GOAL: Show every line where "color" occurs.

MATERIAL PROVIDED:

####

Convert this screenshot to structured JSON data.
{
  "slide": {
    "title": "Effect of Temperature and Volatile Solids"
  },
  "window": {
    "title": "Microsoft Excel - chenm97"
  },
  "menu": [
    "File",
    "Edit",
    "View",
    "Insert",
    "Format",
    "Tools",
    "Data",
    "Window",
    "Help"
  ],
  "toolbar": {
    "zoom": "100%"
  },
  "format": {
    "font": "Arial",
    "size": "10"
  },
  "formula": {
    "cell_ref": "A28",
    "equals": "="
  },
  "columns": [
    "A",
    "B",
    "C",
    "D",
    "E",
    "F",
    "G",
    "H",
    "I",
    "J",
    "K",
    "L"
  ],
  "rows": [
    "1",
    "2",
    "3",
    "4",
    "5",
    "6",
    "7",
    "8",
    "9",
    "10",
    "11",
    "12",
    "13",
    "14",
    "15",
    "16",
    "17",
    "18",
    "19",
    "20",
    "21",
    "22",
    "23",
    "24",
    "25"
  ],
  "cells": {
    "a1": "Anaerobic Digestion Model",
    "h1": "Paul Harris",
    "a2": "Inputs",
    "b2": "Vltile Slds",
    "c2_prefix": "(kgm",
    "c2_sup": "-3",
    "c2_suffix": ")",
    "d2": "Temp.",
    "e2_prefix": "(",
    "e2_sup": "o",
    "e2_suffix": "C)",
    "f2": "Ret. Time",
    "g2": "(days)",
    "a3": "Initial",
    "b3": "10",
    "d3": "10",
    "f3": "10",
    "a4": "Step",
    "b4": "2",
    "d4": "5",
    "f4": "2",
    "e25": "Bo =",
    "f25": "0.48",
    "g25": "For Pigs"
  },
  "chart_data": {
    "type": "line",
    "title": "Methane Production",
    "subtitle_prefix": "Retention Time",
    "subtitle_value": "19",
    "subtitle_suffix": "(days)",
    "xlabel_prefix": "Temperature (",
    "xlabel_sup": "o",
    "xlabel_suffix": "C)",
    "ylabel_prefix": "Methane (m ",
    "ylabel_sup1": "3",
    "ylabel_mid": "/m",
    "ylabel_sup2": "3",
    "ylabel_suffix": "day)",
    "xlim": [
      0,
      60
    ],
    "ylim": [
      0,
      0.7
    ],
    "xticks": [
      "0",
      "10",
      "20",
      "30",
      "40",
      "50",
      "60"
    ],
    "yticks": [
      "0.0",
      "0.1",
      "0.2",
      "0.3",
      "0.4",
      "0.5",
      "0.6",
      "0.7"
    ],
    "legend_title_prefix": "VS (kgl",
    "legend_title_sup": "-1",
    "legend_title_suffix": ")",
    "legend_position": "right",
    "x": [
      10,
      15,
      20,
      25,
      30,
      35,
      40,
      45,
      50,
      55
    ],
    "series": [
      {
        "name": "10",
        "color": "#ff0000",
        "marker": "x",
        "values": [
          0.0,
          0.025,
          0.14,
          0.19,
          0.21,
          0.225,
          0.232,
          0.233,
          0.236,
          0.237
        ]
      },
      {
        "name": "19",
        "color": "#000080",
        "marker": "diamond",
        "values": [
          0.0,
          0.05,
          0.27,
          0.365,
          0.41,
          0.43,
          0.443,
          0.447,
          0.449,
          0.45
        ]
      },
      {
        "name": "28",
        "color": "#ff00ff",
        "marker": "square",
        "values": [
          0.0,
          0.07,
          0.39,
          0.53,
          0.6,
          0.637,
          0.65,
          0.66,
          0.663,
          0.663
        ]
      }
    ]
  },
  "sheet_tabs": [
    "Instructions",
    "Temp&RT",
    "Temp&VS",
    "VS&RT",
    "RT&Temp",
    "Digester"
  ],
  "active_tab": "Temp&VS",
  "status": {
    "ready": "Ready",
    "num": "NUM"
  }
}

####

COMPLETE OUTPUT:
        "color": "#ff0000",
        "color": "#000080",
        "color": "#ff00ff",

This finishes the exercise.